::: RECORD EXCERPTS

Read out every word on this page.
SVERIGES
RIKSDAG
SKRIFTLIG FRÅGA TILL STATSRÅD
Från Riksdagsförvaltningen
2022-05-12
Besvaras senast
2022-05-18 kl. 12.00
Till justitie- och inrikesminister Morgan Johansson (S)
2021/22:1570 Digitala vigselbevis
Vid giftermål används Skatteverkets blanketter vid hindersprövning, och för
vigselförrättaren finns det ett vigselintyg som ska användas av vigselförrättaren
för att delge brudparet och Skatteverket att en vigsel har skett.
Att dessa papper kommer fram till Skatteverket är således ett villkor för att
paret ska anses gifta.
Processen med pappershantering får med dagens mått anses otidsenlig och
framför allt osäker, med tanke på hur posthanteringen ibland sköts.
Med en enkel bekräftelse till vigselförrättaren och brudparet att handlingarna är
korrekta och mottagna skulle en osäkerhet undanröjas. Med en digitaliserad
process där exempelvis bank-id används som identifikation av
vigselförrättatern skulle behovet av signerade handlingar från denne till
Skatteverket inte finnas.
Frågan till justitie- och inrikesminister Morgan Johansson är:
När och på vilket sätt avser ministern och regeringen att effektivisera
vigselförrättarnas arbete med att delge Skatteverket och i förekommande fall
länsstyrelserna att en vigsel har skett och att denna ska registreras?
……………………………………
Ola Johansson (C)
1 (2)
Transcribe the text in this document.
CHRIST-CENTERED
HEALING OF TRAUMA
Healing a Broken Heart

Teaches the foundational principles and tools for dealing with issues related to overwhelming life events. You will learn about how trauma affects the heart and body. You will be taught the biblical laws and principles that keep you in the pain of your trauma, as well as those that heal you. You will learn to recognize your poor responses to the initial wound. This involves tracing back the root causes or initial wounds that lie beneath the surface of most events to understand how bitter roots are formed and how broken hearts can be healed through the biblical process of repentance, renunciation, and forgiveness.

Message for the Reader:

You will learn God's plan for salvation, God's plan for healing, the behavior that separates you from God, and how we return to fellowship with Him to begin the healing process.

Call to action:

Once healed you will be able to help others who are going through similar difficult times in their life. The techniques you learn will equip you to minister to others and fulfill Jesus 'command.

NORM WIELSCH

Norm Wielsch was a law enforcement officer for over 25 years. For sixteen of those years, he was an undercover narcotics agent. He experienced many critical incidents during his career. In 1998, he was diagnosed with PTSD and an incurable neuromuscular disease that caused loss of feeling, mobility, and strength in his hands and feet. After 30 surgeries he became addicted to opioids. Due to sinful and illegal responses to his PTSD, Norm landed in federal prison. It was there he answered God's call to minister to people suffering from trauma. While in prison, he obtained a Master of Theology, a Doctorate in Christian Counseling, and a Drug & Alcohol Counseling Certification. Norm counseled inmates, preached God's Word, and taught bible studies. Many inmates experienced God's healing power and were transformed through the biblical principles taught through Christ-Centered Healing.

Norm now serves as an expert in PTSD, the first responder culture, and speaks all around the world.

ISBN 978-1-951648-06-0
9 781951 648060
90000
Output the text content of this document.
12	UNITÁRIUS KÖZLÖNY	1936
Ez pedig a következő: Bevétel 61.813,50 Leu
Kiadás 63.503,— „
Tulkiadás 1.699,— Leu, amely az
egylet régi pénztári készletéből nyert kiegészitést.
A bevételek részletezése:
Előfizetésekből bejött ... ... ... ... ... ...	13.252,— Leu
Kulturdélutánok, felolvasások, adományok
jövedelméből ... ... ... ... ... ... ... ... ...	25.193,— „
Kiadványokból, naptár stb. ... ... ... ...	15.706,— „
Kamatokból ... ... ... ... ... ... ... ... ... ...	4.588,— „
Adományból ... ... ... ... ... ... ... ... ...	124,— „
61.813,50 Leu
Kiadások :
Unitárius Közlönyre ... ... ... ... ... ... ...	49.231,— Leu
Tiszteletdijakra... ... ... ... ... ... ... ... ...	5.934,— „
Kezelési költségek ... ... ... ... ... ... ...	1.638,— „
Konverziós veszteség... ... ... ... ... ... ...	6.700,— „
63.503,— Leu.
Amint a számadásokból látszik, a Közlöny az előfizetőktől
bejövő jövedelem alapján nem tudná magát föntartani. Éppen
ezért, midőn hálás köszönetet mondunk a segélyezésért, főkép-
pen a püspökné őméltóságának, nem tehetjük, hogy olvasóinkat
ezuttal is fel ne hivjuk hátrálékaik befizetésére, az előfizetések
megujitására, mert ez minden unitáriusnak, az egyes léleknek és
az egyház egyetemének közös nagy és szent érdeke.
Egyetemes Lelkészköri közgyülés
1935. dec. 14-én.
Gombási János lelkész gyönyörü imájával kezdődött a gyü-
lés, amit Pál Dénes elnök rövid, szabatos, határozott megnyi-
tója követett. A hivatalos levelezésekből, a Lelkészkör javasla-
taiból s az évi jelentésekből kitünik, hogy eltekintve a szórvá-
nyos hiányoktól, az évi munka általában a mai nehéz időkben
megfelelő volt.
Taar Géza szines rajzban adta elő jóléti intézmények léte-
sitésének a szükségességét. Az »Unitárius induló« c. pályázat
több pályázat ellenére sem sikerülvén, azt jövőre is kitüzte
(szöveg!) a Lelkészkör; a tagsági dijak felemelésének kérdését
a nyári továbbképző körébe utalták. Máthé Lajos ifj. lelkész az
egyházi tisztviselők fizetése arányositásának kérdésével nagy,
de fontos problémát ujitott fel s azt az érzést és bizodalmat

::::::

WHAT TO PRODUCE: Each entry is to be returned in full, character for character.

TASK RESULT:
Read out every word on this page.
SVERIGES
RIKSDAG
SKRIFTLIG FRÅGA TILL STATSRÅD
Från Riksdagsförvaltningen
2022-05-12
Besvaras senast
2022-05-18 kl. 12.00
Till justitie- och inrikesminister Morgan Johansson (S)
2021/22:1570 Digitala vigselbevis
Vid giftermål används Skatteverkets blanketter vid hindersprövning, och för
vigselförrättaren finns det ett vigselintyg som ska användas av vigselförrättaren
för att delge brudparet och Skatteverket att en vigsel har skett.
Att dessa papper kommer fram till Skatteverket är således ett villkor för att
paret ska anses gifta.
Processen med pappershantering får med dagens mått anses otidsenlig och
framför allt osäker, med tanke på hur posthanteringen ibland sköts.
Med en enkel bekräftelse till vigselförrättaren och brudparet att handlingarna är
korrekta och mottagna skulle en osäkerhet undanröjas. Med en digitaliserad
process där exempelvis bank-id används som identifikation av
vigselförrättatern skulle behovet av signerade handlingar från denne till
Skatteverket inte finnas.
Frågan till justitie- och inrikesminister Morgan Johansson är:
När och på vilket sätt avser ministern och regeringen att effektivisera
vigselförrättarnas arbete med att delge Skatteverket och i förekommande fall
länsstyrelserna att en vigsel har skett och att denna ska registreras?
……………………………………
Ola Johansson (C)
1 (2)
Transcribe the text in this document.
CHRIST-CENTERED
HEALING OF TRAUMA
Healing a Broken Heart

Teaches the foundational principles and tools for dealing with issues related to overwhelming life events. You will learn about how trauma affects the heart and body. You will be taught the biblical laws and principles that keep you in the pain of your trauma, as well as those that heal you. You will learn to recognize your poor responses to the initial wound. This involves tracing back the root causes or initial wounds that lie beneath the surface of most events to understand how bitter roots are formed and how broken hearts can be healed through the biblical process of repentance, renunciation, and forgiveness.

Message for the Reader:

You will learn God's plan for salvation, God's plan for healing, the behavior that separates you from God, and how we return to fellowship with Him to begin the healing process.

Call to action:

Once healed you will be able to help others who are going through similar difficult times in their life. The techniques you learn will equip you to minister to others and fulfill Jesus 'command.

NORM WIELSCH

Norm Wielsch was a law enforcement officer for over 25 years. For sixteen of those years, he was an undercover narcotics agent. He experienced many critical incidents during his career. In 1998, he was diagnosed with PTSD and an incurable neuromuscular disease that caused loss of feeling, mobility, and strength in his hands and feet. After 30 surgeries he became addicted to opioids. Due to sinful and illegal responses to his PTSD, Norm landed in federal prison. It was there he answered God's call to minister to people suffering from trauma. While in prison, he obtained a Master of Theology, a Doctorate in Christian Counseling, and a Drug & Alcohol Counseling Certification. Norm counseled inmates, preached God's Word, and taught bible studies. Many inmates experienced God's healing power and were transformed through the biblical principles taught through Christ-Centered Healing.

Norm now serves as an expert in PTSD, the first responder culture, and speaks all around the world.

ISBN 978-1-951648-06-0
9 781951 648060
90000
Output the text content of this document.
12	UNITÁRIUS KÖZLÖNY	1936
Ez pedig a következő: Bevétel 61.813,50 Leu
Kiadás 63.503,— „
Tulkiadás 1.699,— Leu, amely az
egylet régi pénztári készletéből nyert kiegészitést.
A bevételek részletezése:
Előfizetésekből bejött ... ... ... ... ... ...	13.252,— Leu
Kulturdélutánok, felolvasások, adományok
jövedelméből ... ... ... ... ... ... ... ... ...	25.193,— „
Kiadványokból, naptár stb. ... ... ... ...	15.706,— „
Kamatokból ... ... ... ... ... ... ... ... ... ...	4.588,— „
Adományból ... ... ... ... ... ... ... ... ...	124,— „
61.813,50 Leu
Kiadások :
Unitárius Közlönyre ... ... ... ... ... ... ...	49.231,— Leu
Tiszteletdijakra... ... ... ... ... ... ... ... ...	5.934,— „
Kezelési költségek ... ... ... ... ... ... ...	1.638,— „
Konverziós veszteség... ... ... ... ... ... ...	6.700,— „
63.503,— Leu.
Amint a számadásokból látszik, a Közlöny az előfizetőktől
bejövő jövedelem alapján nem tudná magát föntartani. Éppen
ezért, midőn hálás köszönetet mondunk a segélyezésért, főkép-
pen a püspökné őméltóságának, nem tehetjük, hogy olvasóinkat
ezuttal is fel ne hivjuk hátrálékaik befizetésére, az előfizetések
megujitására, mert ez minden unitáriusnak, az egyes léleknek és
az egyház egyetemének közös nagy és szent érdeke.
Egyetemes Lelkészköri közgyülés
1935. dec. 14-én.
Gombási János lelkész gyönyörü imájával kezdődött a gyü-
lés, amit Pál Dénes elnök rövid, szabatos, határozott megnyi-
tója követett. A hivatalos levelezésekből, a Lelkészkör javasla-
taiból s az évi jelentésekből kitünik, hogy eltekintve a szórvá-
nyos hiányoktól, az évi munka általában a mai nehéz időkben
megfelelő volt.
Taar Géza szines rajzban adta elő jóléti intézmények léte-
sitésének a szükségességét. Az »Unitárius induló« c. pályázat
több pályázat ellenére sem sikerülvén, azt jövőre is kitüzte
(szöveg!) a Lelkészkör; a tagsági dijak felemelésének kérdését
a nyári továbbképző körébe utalták. Máthé Lajos ifj. lelkész az
egyházi tisztviselők fizetése arányositásának kérdésével nagy,
de fontos problémát ujitott fel s azt az érzést és bizodalmat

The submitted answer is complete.